**Set exercise**
Output every record below exactly as it appears.

Stored dataset items
_ _ _
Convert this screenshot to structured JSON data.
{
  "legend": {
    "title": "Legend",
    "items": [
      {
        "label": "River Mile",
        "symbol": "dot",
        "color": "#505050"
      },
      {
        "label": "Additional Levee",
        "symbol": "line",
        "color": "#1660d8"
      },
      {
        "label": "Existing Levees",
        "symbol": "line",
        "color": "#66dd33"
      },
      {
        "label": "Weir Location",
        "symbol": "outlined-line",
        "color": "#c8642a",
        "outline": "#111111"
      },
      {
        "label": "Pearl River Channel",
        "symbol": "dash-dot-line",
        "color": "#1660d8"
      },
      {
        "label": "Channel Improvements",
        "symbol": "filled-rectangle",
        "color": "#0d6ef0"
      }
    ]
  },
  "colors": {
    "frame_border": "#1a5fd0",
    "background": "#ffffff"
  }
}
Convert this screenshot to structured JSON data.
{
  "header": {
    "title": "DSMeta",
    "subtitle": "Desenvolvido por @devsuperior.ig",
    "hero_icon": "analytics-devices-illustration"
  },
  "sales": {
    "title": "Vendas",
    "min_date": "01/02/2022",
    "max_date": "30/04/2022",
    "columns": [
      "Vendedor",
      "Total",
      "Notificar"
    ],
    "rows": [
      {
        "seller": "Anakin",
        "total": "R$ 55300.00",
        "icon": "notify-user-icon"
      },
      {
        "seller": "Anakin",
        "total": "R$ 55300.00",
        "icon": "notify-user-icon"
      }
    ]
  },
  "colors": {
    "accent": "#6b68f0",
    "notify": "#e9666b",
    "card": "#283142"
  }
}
_ _ _
**Solution to this exercise**
Convert this screenshot to structured JSON data.
{
  "legend": {
    "title": "Legend",
    "items": [
      {
        "label": "River Mile",
        "symbol": "dot",
        "color": "#505050"
      },
      {
        "label": "Additional Levee",
        "symbol": "line",
        "color": "#1660d8"
      },
      {
        "label": "Existing Levees",
        "symbol": "line",
        "color": "#66dd33"
      },
      {
        "label": "Weir Location",
        "symbol": "outlined-line",
        "color": "#c8642a",
        "outline": "#111111"
      },
      {
        "label": "Pearl River Channel",
        "symbol": "dash-dot-line",
        "color": "#1660d8"
      },
      {
        "label": "Channel Improvements",
        "symbol": "filled-rectangle",
        "color": "#0d6ef0"
      }
    ]
  },
  "colors": {
    "frame_border": "#1a5fd0",
    "background": "#ffffff"
  }
}
Convert this screenshot to structured JSON data.
{
  "header": {
    "title": "DSMeta",
    "subtitle": "Desenvolvido por @devsuperior.ig",
    "hero_icon": "analytics-devices-illustration"
  },
  "sales": {
    "title": "Vendas",
    "min_date": "01/02/2022",
    "max_date": "30/04/2022",
    "columns": [
      "Vendedor",
      "Total",
      "Notificar"
    ],
    "rows": [
      {
        "seller": "Anakin",
        "total": "R$ 55300.00",
        "icon": "notify-user-icon"
      },
      {
        "seller": "Anakin",
        "total": "R$ 55300.00",
        "icon": "notify-user-icon"
      }
    ]
  },
  "colors": {
    "accent": "#6b68f0",
    "notify": "#e9666b",
    "card": "#283142"
  }
}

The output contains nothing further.